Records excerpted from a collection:
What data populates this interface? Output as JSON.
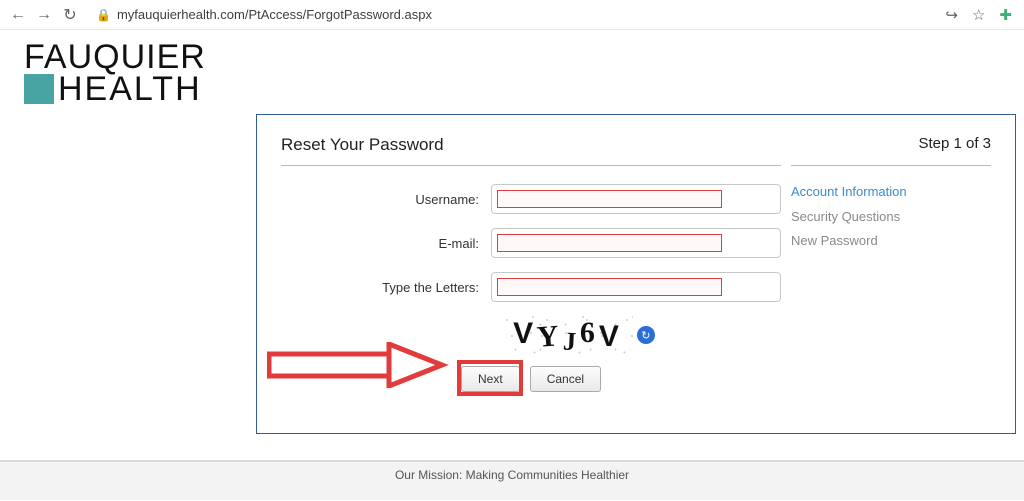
{
  "browser": {
    "url": "myfauquierhealth.com/PtAccess/ForgotPassword.aspx"
  },
  "logo": {
    "line1": "FAUQUIER",
    "line2": "HEALTH"
  },
  "card": {
    "title": "Reset Your Password",
    "step_text": "Step 1 of 3",
    "steps": [
      {
        "label": "Account Information",
        "state": "active"
      },
      {
        "label": "Security Questions",
        "state": "inactive"
      },
      {
        "label": "New Password",
        "state": "inactive"
      }
    ],
    "fields": {
      "username_label": "Username:",
      "email_label": "E-mail:",
      "captcha_label": "Type the Letters:"
    },
    "captcha_text": "VYJ6V",
    "buttons": {
      "next": "Next",
      "cancel": "Cancel"
    }
  },
  "footer": {
    "text": "Our Mission: Making Communities Healthier"
  }
}
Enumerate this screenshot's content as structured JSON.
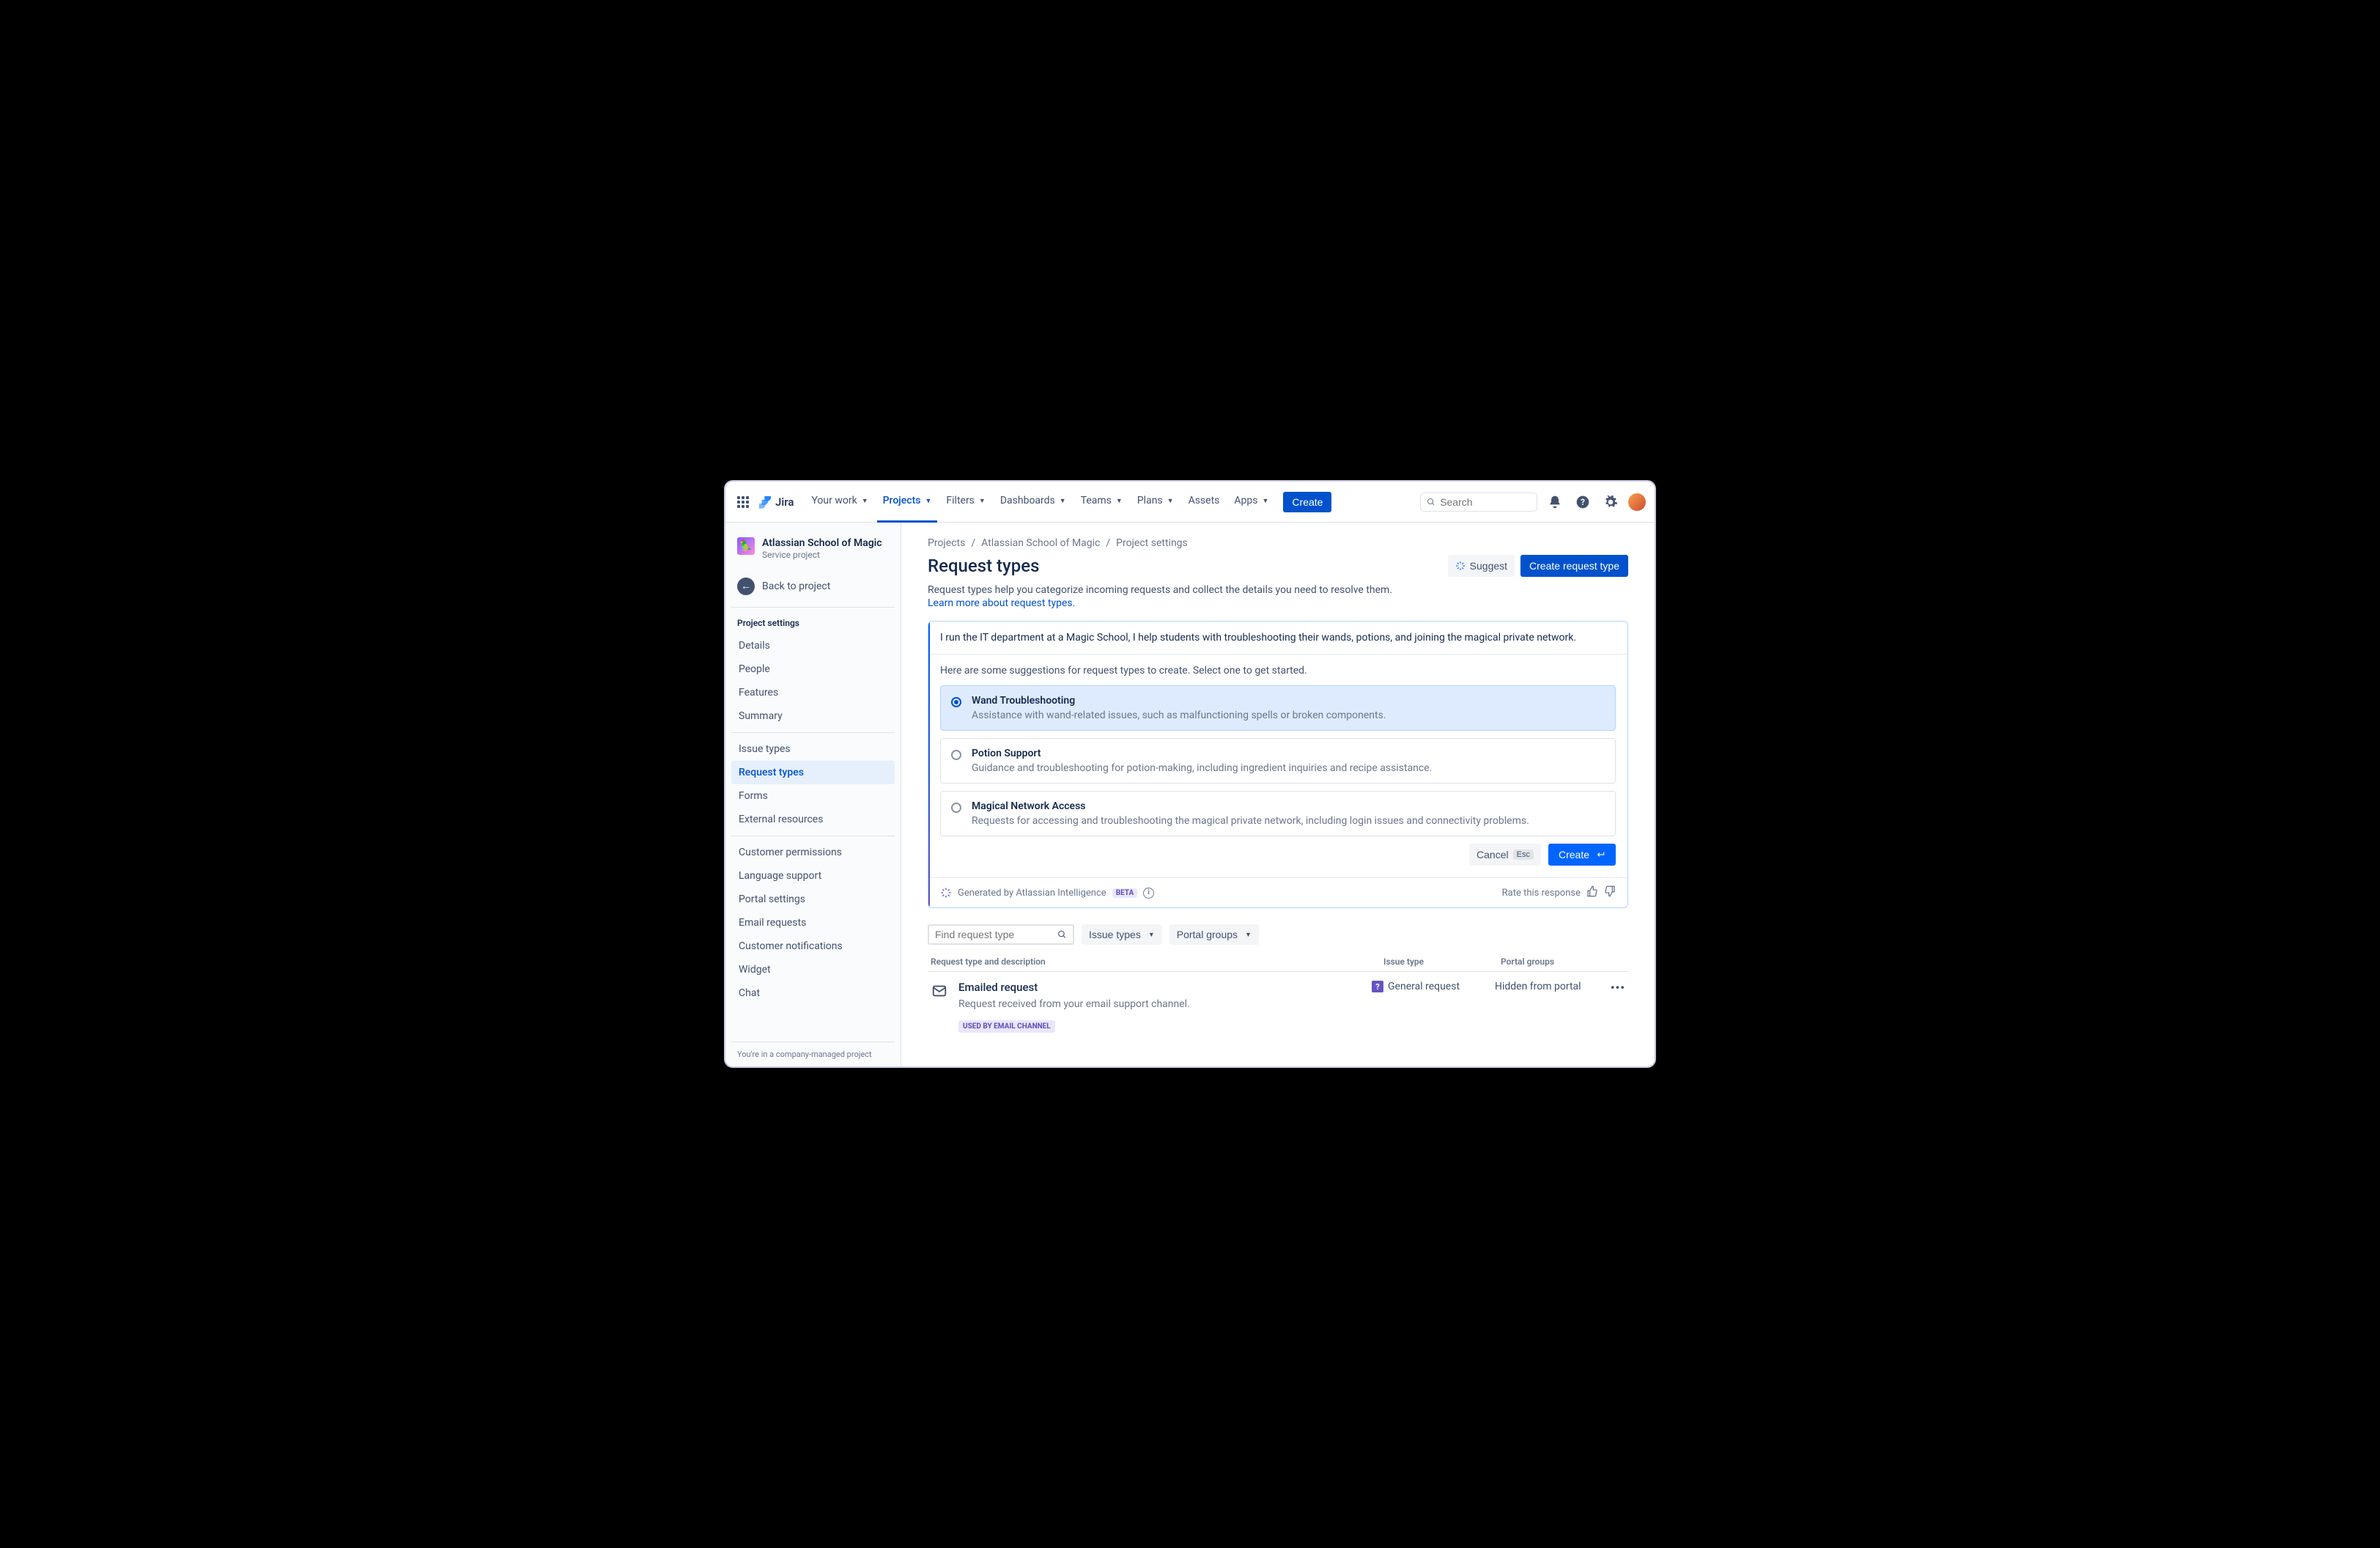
{
  "brand": "Jira",
  "nav": {
    "your_work": "Your work",
    "projects": "Projects",
    "filters": "Filters",
    "dashboards": "Dashboards",
    "teams": "Teams",
    "plans": "Plans",
    "assets": "Assets",
    "apps": "Apps",
    "create": "Create",
    "search_placeholder": "Search"
  },
  "project": {
    "name": "Atlassian School of Magic",
    "subtitle": "Service project",
    "back_label": "Back to project",
    "footer": "You're in a company-managed project"
  },
  "sidebar": {
    "heading": "Project settings",
    "group1": [
      "Details",
      "People",
      "Features",
      "Summary"
    ],
    "group2": [
      "Issue types",
      "Request types",
      "Forms",
      "External resources"
    ],
    "group3": [
      "Customer permissions",
      "Language support",
      "Portal settings",
      "Email requests",
      "Customer notifications",
      "Widget",
      "Chat"
    ]
  },
  "breadcrumbs": [
    "Projects",
    "Atlassian School of Magic",
    "Project settings"
  ],
  "page": {
    "title": "Request types",
    "suggest_btn": "Suggest",
    "create_btn": "Create request type",
    "intro_text": "Request types help you categorize incoming requests and collect the details you need to resolve them.",
    "intro_link": "Learn more about request types."
  },
  "ai": {
    "prompt": "I run the IT department at a Magic School, I help students with troubleshooting their wands, potions, and joining the magical private network.",
    "lead": "Here are some suggestions for request types to create. Select one to get started.",
    "suggestions": [
      {
        "title": "Wand Troubleshooting",
        "desc": "Assistance with wand-related issues, such as malfunctioning spells or broken components.",
        "selected": true
      },
      {
        "title": "Potion Support",
        "desc": "Guidance and troubleshooting for potion-making, including ingredient inquiries and recipe assistance.",
        "selected": false
      },
      {
        "title": "Magical Network Access",
        "desc": "Requests for accessing and troubleshooting the magical private network, including login issues and connectivity problems.",
        "selected": false
      }
    ],
    "cancel": "Cancel",
    "cancel_kbd": "Esc",
    "create": "Create",
    "generated_by": "Generated by Atlassian Intelligence",
    "beta": "BETA",
    "rate_label": "Rate this response"
  },
  "filters": {
    "find_placeholder": "Find request type",
    "issue_types": "Issue types",
    "portal_groups": "Portal groups"
  },
  "table": {
    "head1": "Request type and description",
    "head2": "Issue type",
    "head3": "Portal groups",
    "row": {
      "title": "Emailed request",
      "desc": "Request received from your email support channel.",
      "badge": "USED BY EMAIL CHANNEL",
      "issue_type": "General request",
      "portal": "Hidden from portal"
    }
  }
}
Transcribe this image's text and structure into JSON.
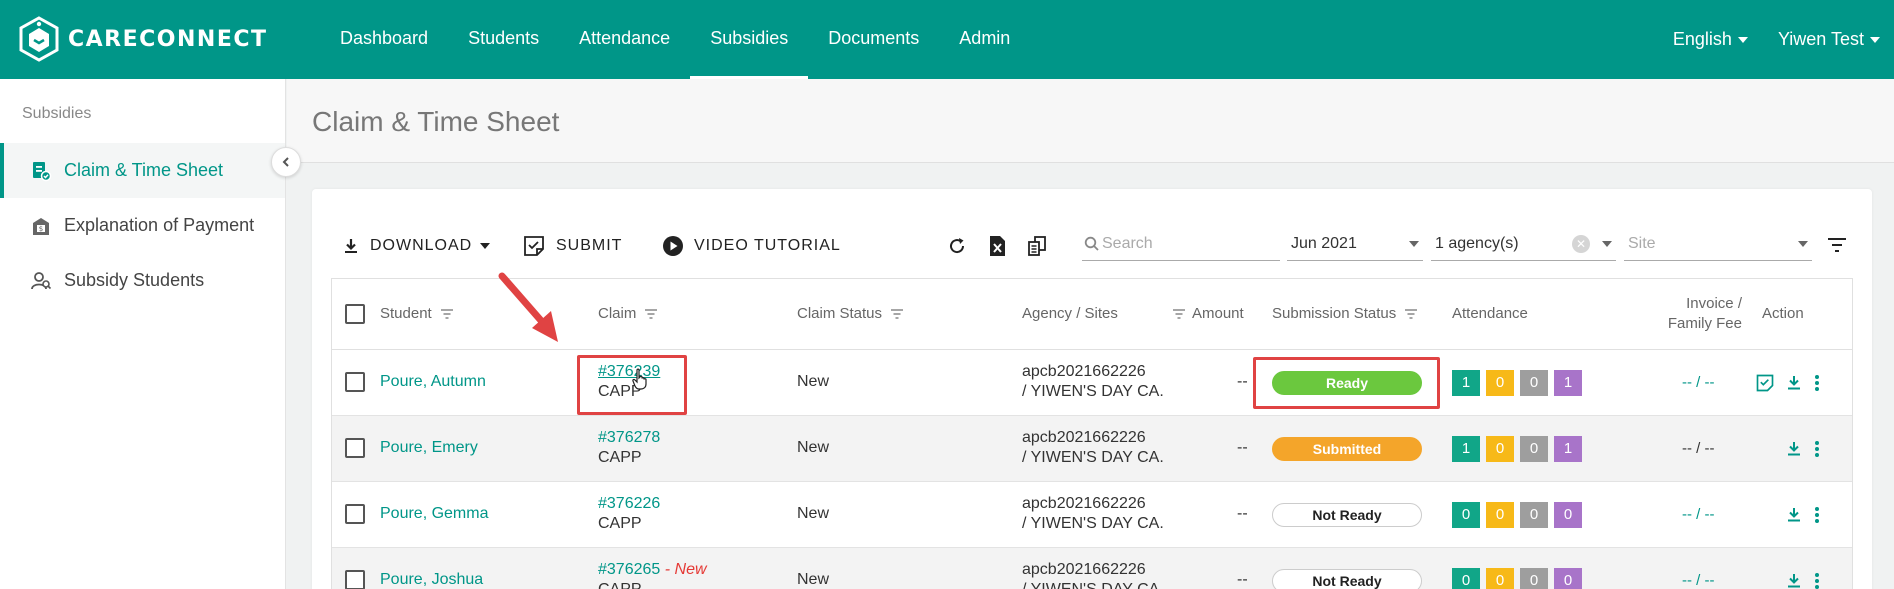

WORK TO DO: For the entries above, count the lines that contain the string "settings", and state that number without further comment.

THE RESPONSE: 3